▶ [Короткое задание]: Переименуйте «Time (minutes)» в «Time (min)» во всех записях ниже и приведите их строки заново, ничего больше не меняя. Изображения в ответ не включайте.

(Записи из набора данных)
· · · · · · ·

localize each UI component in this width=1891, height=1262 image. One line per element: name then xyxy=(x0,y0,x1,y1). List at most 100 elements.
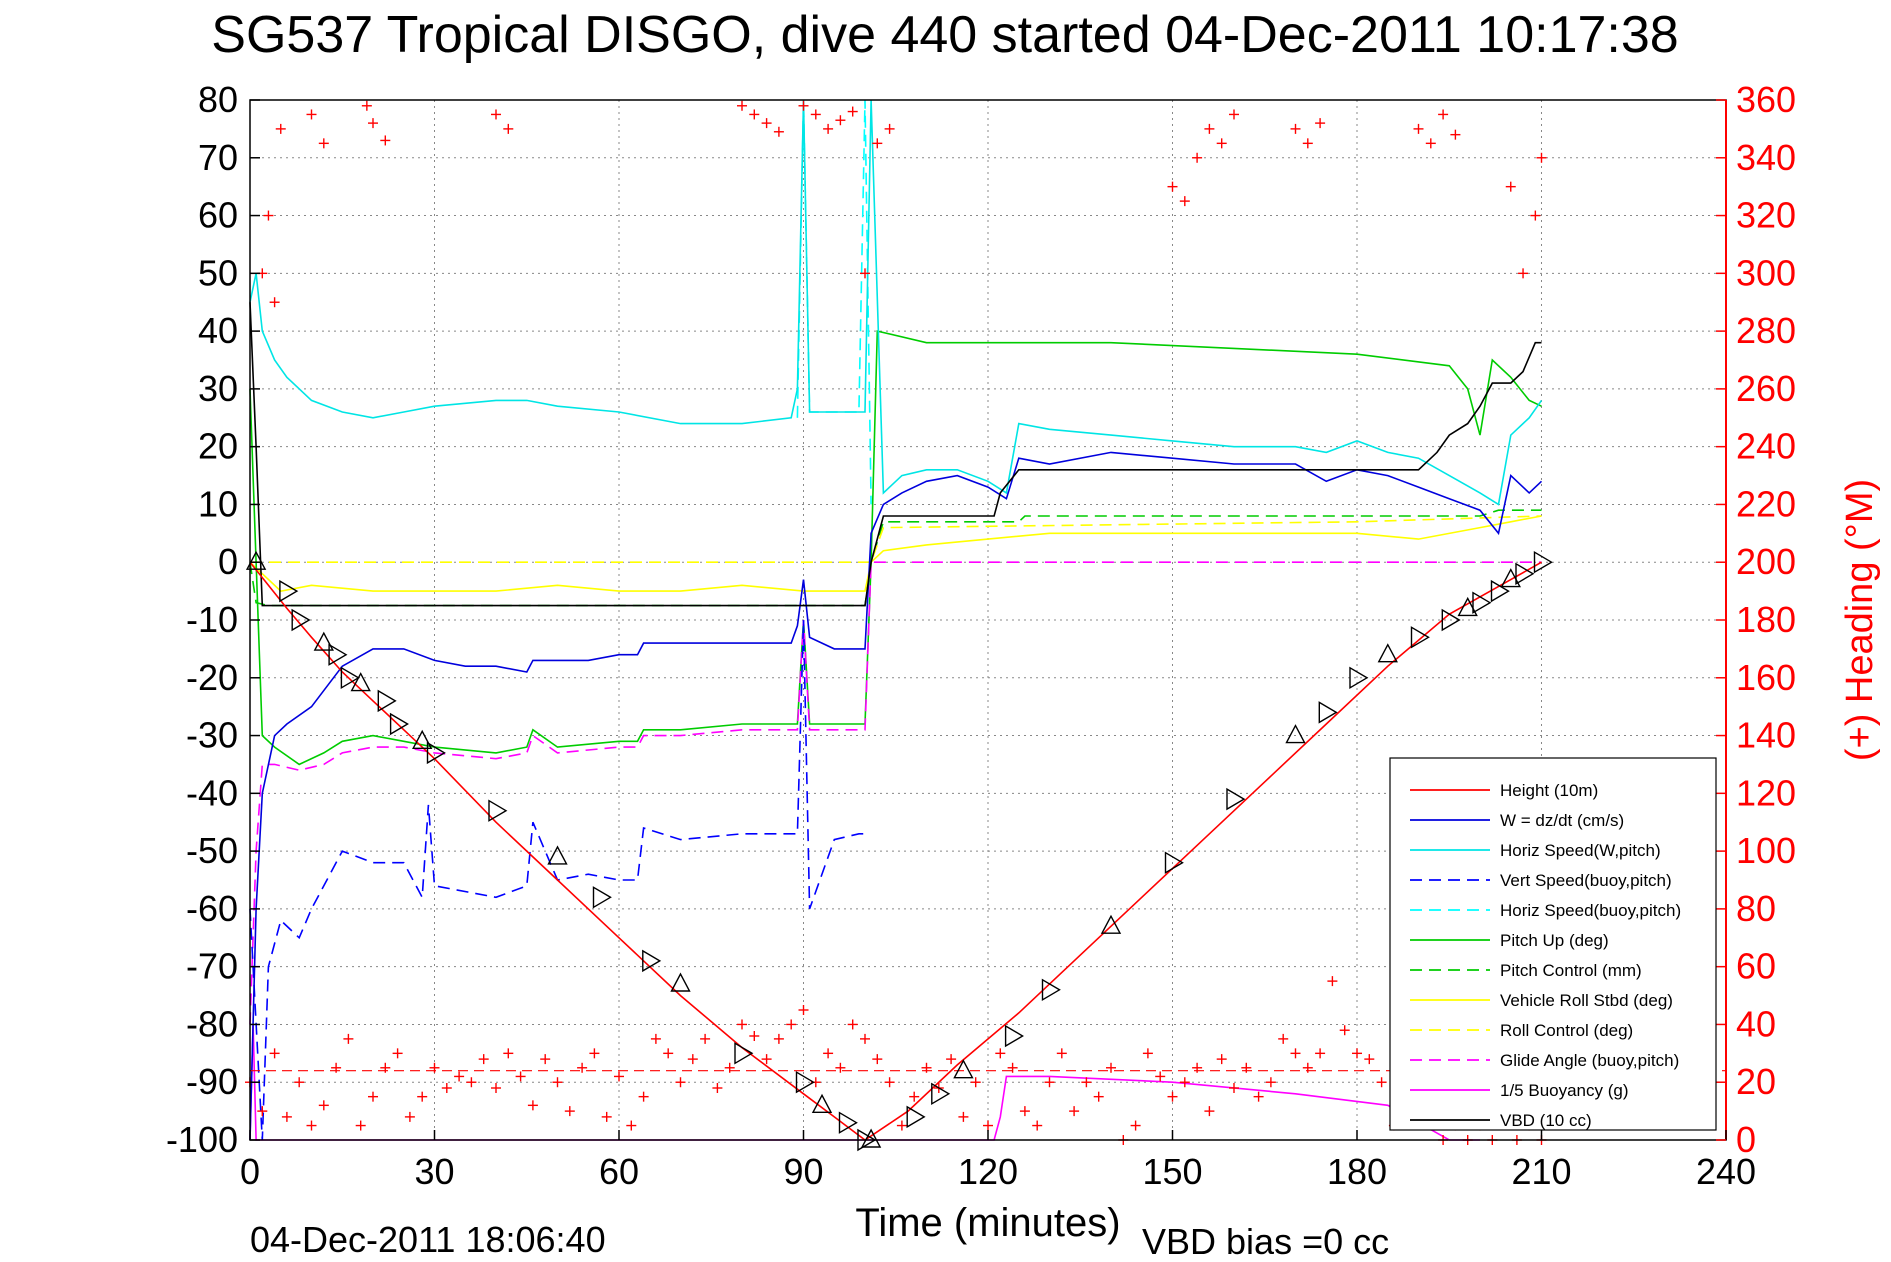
heading-wrap-point-8 xyxy=(380,135,391,146)
heading-point-31 xyxy=(626,1120,637,1131)
dive-marker-17 xyxy=(795,1070,815,1094)
heading-point-83 xyxy=(1265,1077,1276,1088)
dive-marker-36 xyxy=(1457,596,1478,617)
dive-marker-6 xyxy=(350,672,371,692)
legend-label-7: Vehicle Roll Stbd (deg) xyxy=(1500,991,1673,1010)
heading-point-59 xyxy=(970,1077,981,1088)
heading-wrap-point-10 xyxy=(503,123,514,134)
heading-point-72 xyxy=(1130,1120,1141,1131)
heading-wrap-point-35 xyxy=(1450,129,1461,140)
y-right-tick-label-8: 200 xyxy=(1736,541,1796,582)
dive-marker-15 xyxy=(670,972,691,992)
heading-point-78 xyxy=(1204,1106,1215,1117)
heading-wrap-point-17 xyxy=(823,123,834,134)
heading-wrap-point-38 xyxy=(1530,210,1541,221)
dive-marker-30 xyxy=(1285,724,1306,744)
y-left-tick-label-4: 40 xyxy=(198,310,238,351)
y-right-tick-label-16: 40 xyxy=(1736,1003,1776,1044)
heading-point-69 xyxy=(1093,1091,1104,1102)
heading-point-27 xyxy=(577,1062,588,1073)
dive-marker-29 xyxy=(1226,787,1246,811)
x-ticks: 0 30 60 90 120 150 180 210 240 xyxy=(240,1130,1756,1192)
y-right-tick-label-4: 280 xyxy=(1736,310,1796,351)
heading-point-60 xyxy=(983,1120,993,1131)
dive-marker-22 xyxy=(906,1105,926,1129)
y-ticks-left: 80 70 60 50 40 30 20 10 0 -10 -20 -30 -40 -50 -60 -70 -8… xyxy=(166,79,260,1160)
y-left-tick-label-3: 50 xyxy=(198,252,238,293)
x-axis-label: Time (minutes) xyxy=(855,1201,1120,1245)
y-left-tick-label-13: -50 xyxy=(186,830,238,871)
heading-point-28 xyxy=(589,1048,600,1059)
heading-point-79 xyxy=(1216,1054,1227,1065)
heading-point-74 xyxy=(1155,1071,1166,1082)
dive-marker-26 xyxy=(1041,978,1061,1002)
heading-point-70 xyxy=(1106,1062,1116,1073)
heading-point-3 xyxy=(281,1111,292,1122)
heading-point-82 xyxy=(1253,1091,1264,1102)
heading-point-58 xyxy=(958,1111,969,1122)
dive-marker-25 xyxy=(1004,1024,1024,1048)
y-left-tick-label-6: 20 xyxy=(198,426,238,467)
x-tick-label-6: 180 xyxy=(1327,1151,1387,1192)
dive-marker-11 xyxy=(488,799,508,822)
heading-wrap-point-7 xyxy=(368,118,378,129)
heading-point-11 xyxy=(380,1062,391,1073)
heading-wrap-point-31 xyxy=(1315,118,1326,129)
dive-marker-8 xyxy=(389,712,409,736)
heading-wrap-point-14 xyxy=(773,126,784,137)
heading-wrap-point-3 xyxy=(275,123,286,134)
dive-marker-34 xyxy=(1410,626,1430,649)
series-line-9 xyxy=(249,561,1542,1025)
y-right-tick-label-11: 140 xyxy=(1736,715,1796,756)
heading-point-62 xyxy=(1007,1062,1018,1073)
dive-marker-23 xyxy=(931,1082,951,1106)
y-left-tick-label-10: -20 xyxy=(186,657,238,698)
dive-marker-0 xyxy=(245,550,267,570)
series-line-1 xyxy=(249,451,1543,1141)
heading-point-64 xyxy=(1032,1120,1043,1131)
legend-label-9: Glide Angle (buoy,pitch) xyxy=(1500,1051,1679,1070)
heading-point-50 xyxy=(860,1033,870,1044)
legend: Height (10m) W = dz/dt (cm/s) Horiz Speed(… xyxy=(1389,757,1717,1131)
heading-point-22 xyxy=(515,1071,526,1082)
x-tick-label-2: 60 xyxy=(599,1151,639,1192)
series-line-8 xyxy=(250,515,1542,564)
legend-label-5: Pitch Up (deg) xyxy=(1500,931,1609,950)
heading-wrap-point-15 xyxy=(798,100,809,111)
y-left-tick-label-11: -30 xyxy=(186,715,238,756)
y-right-tick-label-18: 0 xyxy=(1736,1119,1756,1160)
heading-point-75 xyxy=(1167,1091,1178,1102)
heading-point-77 xyxy=(1192,1062,1203,1073)
dive-marker-24 xyxy=(953,1059,974,1079)
heading-wrap-point-25 xyxy=(1192,152,1203,163)
x-tick-label-0: 0 xyxy=(240,1151,260,1192)
heading-point-40 xyxy=(737,1019,747,1030)
dive-marker-5 xyxy=(340,666,360,690)
heading-wrap-point-29 xyxy=(1290,123,1301,134)
y-left-tick-label-16: -80 xyxy=(186,1003,238,1044)
dive-markers xyxy=(245,550,1553,1152)
dive-marker-38 xyxy=(1490,579,1510,603)
heading-wrap-point-9 xyxy=(491,109,501,120)
heading-point-88 xyxy=(1327,976,1338,987)
heading-point-61 xyxy=(995,1048,1006,1059)
heading-point-38 xyxy=(712,1083,723,1093)
heading-point-5 xyxy=(306,1120,317,1131)
dive-marker-31 xyxy=(1318,701,1338,724)
legend-label-8: Roll Control (deg) xyxy=(1500,1021,1633,1040)
heading-point-34 xyxy=(663,1048,674,1059)
y-left-tick-label-0: 80 xyxy=(198,79,238,120)
heading-wrap-point-12 xyxy=(749,109,760,120)
dive-marker-33 xyxy=(1377,643,1398,663)
y-left-tick-label-8: 0 xyxy=(218,541,238,582)
heading-point-18 xyxy=(466,1077,477,1088)
y-right-tick-label-14: 80 xyxy=(1736,888,1776,929)
y-left-tick-label-1: 70 xyxy=(198,137,238,178)
y-left-tick-label-18: -100 xyxy=(166,1119,238,1160)
heading-point-42 xyxy=(761,1054,772,1065)
heading-point-63 xyxy=(1019,1106,1030,1117)
y-right-tick-label-9: 180 xyxy=(1736,599,1796,640)
heading-point-29 xyxy=(601,1111,612,1122)
dive-marker-21 xyxy=(860,1128,882,1148)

· · · · · · ·

▶ [Полный ответ]:
localize each UI component in this width=1891, height=1262 image. One line per element: name then xyxy=(x0,y0,x1,y1). List at most 100 elements.
heading-wrap-point-8 xyxy=(380,135,391,146)
heading-point-31 xyxy=(626,1120,637,1131)
dive-marker-17 xyxy=(795,1070,815,1094)
heading-point-83 xyxy=(1265,1077,1276,1088)
dive-marker-36 xyxy=(1457,596,1478,617)
dive-marker-6 xyxy=(350,672,371,692)
legend-label-7: Vehicle Roll Stbd (deg) xyxy=(1500,991,1673,1010)
heading-point-59 xyxy=(970,1077,981,1088)
heading-wrap-point-10 xyxy=(503,123,514,134)
heading-point-72 xyxy=(1130,1120,1141,1131)
heading-wrap-point-35 xyxy=(1450,129,1461,140)
y-right-tick-label-8: 200 xyxy=(1736,541,1796,582)
dive-marker-15 xyxy=(670,972,691,992)
heading-point-78 xyxy=(1204,1106,1215,1117)
heading-wrap-point-17 xyxy=(823,123,834,134)
heading-wrap-point-38 xyxy=(1530,210,1541,221)
dive-marker-30 xyxy=(1285,724,1306,744)
y-left-tick-label-4: 40 xyxy=(198,310,238,351)
y-right-tick-label-16: 40 xyxy=(1736,1003,1776,1044)
heading-point-69 xyxy=(1093,1091,1104,1102)
heading-point-27 xyxy=(577,1062,588,1073)
dive-marker-29 xyxy=(1226,787,1246,811)
x-ticks: 0 30 60 90 120 150 180 210 240 xyxy=(240,1130,1756,1192)
y-right-tick-label-4: 280 xyxy=(1736,310,1796,351)
heading-point-60 xyxy=(983,1120,993,1131)
dive-marker-22 xyxy=(906,1105,926,1129)
y-ticks-left: 80 70 60 50 40 30 20 10 0 -10 -20 -30 -40 -50 -60 -70 -8… xyxy=(166,79,260,1160)
y-left-tick-label-3: 50 xyxy=(198,252,238,293)
x-axis-label: Time (min) xyxy=(855,1201,1120,1245)
y-left-tick-label-13: -50 xyxy=(186,830,238,871)
heading-point-28 xyxy=(589,1048,600,1059)
heading-point-79 xyxy=(1216,1054,1227,1065)
heading-point-74 xyxy=(1155,1071,1166,1082)
dive-marker-26 xyxy=(1041,978,1061,1002)
heading-point-70 xyxy=(1106,1062,1116,1073)
heading-point-3 xyxy=(281,1111,292,1122)
heading-point-82 xyxy=(1253,1091,1264,1102)
heading-point-58 xyxy=(958,1111,969,1122)
dive-marker-25 xyxy=(1004,1024,1024,1048)
y-left-tick-label-6: 20 xyxy=(198,426,238,467)
x-tick-label-6: 180 xyxy=(1327,1151,1387,1192)
dive-marker-11 xyxy=(488,799,508,822)
heading-wrap-point-7 xyxy=(368,118,378,129)
heading-point-11 xyxy=(380,1062,391,1073)
heading-wrap-point-31 xyxy=(1315,118,1326,129)
dive-marker-8 xyxy=(389,712,409,736)
heading-wrap-point-14 xyxy=(773,126,784,137)
heading-wrap-point-3 xyxy=(275,123,286,134)
dive-marker-34 xyxy=(1410,626,1430,649)
series-line-9 xyxy=(249,561,1542,1025)
y-right-tick-label-11: 140 xyxy=(1736,715,1796,756)
heading-point-62 xyxy=(1007,1062,1018,1073)
dive-marker-23 xyxy=(931,1082,951,1106)
y-left-tick-label-10: -20 xyxy=(186,657,238,698)
dive-marker-0 xyxy=(245,550,267,570)
series-line-1 xyxy=(249,451,1543,1141)
heading-point-64 xyxy=(1032,1120,1043,1131)
legend-label-9: Glide Angle (buoy,pitch) xyxy=(1500,1051,1679,1070)
heading-point-50 xyxy=(860,1033,870,1044)
legend: Height (10m) W = dz/dt (cm/s) Horiz Speed(… xyxy=(1389,757,1717,1131)
heading-point-22 xyxy=(515,1071,526,1082)
x-tick-label-2: 60 xyxy=(599,1151,639,1192)
series-line-8 xyxy=(250,515,1542,564)
legend-label-5: Pitch Up (deg) xyxy=(1500,931,1609,950)
heading-wrap-point-15 xyxy=(798,100,809,111)
y-left-tick-label-11: -30 xyxy=(186,715,238,756)
y-right-tick-label-18: 0 xyxy=(1736,1119,1756,1160)
heading-point-75 xyxy=(1167,1091,1178,1102)
heading-point-77 xyxy=(1192,1062,1203,1073)
dive-marker-24 xyxy=(953,1059,974,1079)
heading-wrap-point-25 xyxy=(1192,152,1203,163)
x-tick-label-0: 0 xyxy=(240,1151,260,1192)
heading-point-40 xyxy=(737,1019,747,1030)
dive-marker-5 xyxy=(340,666,360,690)
heading-wrap-point-29 xyxy=(1290,123,1301,134)
y-left-tick-label-16: -80 xyxy=(186,1003,238,1044)
dive-markers xyxy=(245,550,1553,1152)
dive-marker-38 xyxy=(1490,579,1510,603)
heading-wrap-point-9 xyxy=(491,109,501,120)
heading-point-88 xyxy=(1327,976,1338,987)
heading-point-61 xyxy=(995,1048,1006,1059)
heading-point-38 xyxy=(712,1083,723,1093)
heading-point-5 xyxy=(306,1120,317,1131)
dive-marker-31 xyxy=(1318,701,1338,724)
legend-label-8: Roll Control (deg) xyxy=(1500,1021,1633,1040)
heading-point-34 xyxy=(663,1048,674,1059)
y-left-tick-label-0: 80 xyxy=(198,79,238,120)
heading-wrap-point-12 xyxy=(749,109,760,120)
dive-marker-33 xyxy=(1377,643,1398,663)
y-left-tick-label-8: 0 xyxy=(218,541,238,582)
heading-point-18 xyxy=(466,1077,477,1088)
y-right-tick-label-14: 80 xyxy=(1736,888,1776,929)
y-left-tick-label-1: 70 xyxy=(198,137,238,178)
y-left-tick-label-18: -100 xyxy=(166,1119,238,1160)
heading-point-42 xyxy=(761,1054,772,1065)
heading-point-63 xyxy=(1019,1106,1030,1117)
y-right-tick-label-9: 180 xyxy=(1736,599,1796,640)
heading-point-29 xyxy=(601,1111,612,1122)
dive-marker-21 xyxy=(860,1128,882,1148)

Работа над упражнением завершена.